[OBJECTIVE]: Every line of the material is to be quoted verbatim, minus the pictures.

[THE INPUT]:

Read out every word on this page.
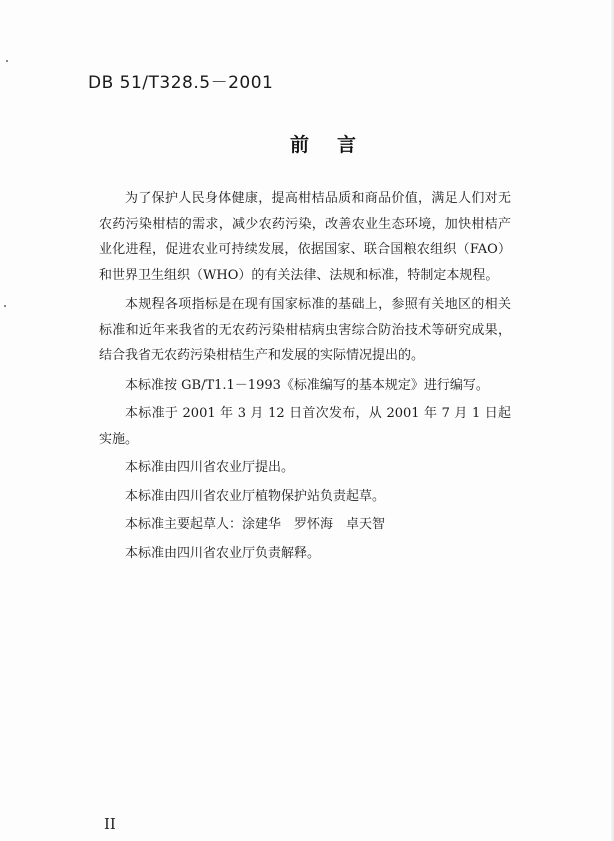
DB 51/T328.5－2001
前言

为了保护人民身体健康，提高柑桔品质和商品价值，满足人们对无农药污染柑桔的需求，减少农药污染，改善农业生态环境，加快柑桔产业化进程，促进农业可持续发展，依据国家、联合国粮农组织（FAO）和世界卫生组织（WHO）的有关法律、法规和标准，特制定本规程。

本规程各项指标是在现有国家标准的基础上，参照有关地区的相关标准和近年来我省的无农药污染柑桔病虫害综合防治技术等研究成果，结合我省无农药污染柑桔生产和发展的实际情况提出的。

本标准按 GB/T1.1－1993《标准编写的基本规定》进行编写。

本标准于 2001 年 3 月 12 日首次发布，从 2001 年 7 月 1 日起实施。

本标准由四川省农业厅提出。

本标准由四川省农业厅植物保护站负责起草。

本标准主要起草人：涂建华　罗怀海　卓天智

本标准由四川省农业厅负责解释。

II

[THE RESPONSE]:
Read out every word on this page.
DB 51/T328.5－2001
前言

为了保护人民身体健康，提高柑桔品质和商品价值，满足人们对无农药污染柑桔的需求，减少农药污染，改善农业生态环境，加快柑桔产业化进程，促进农业可持续发展，依据国家、联合国粮农组织（FAO）和世界卫生组织（WHO）的有关法律、法规和标准，特制定本规程。

本规程各项指标是在现有国家标准的基础上，参照有关地区的相关标准和近年来我省的无农药污染柑桔病虫害综合防治技术等研究成果，结合我省无农药污染柑桔生产和发展的实际情况提出的。

本标准按 GB/T1.1－1993《标准编写的基本规定》进行编写。

本标准于 2001 年 3 月 12 日首次发布，从 2001 年 7 月 1 日起实施。

本标准由四川省农业厅提出。

本标准由四川省农业厅植物保护站负责起草。

本标准主要起草人：涂建华　罗怀海　卓天智

本标准由四川省农业厅负责解释。

II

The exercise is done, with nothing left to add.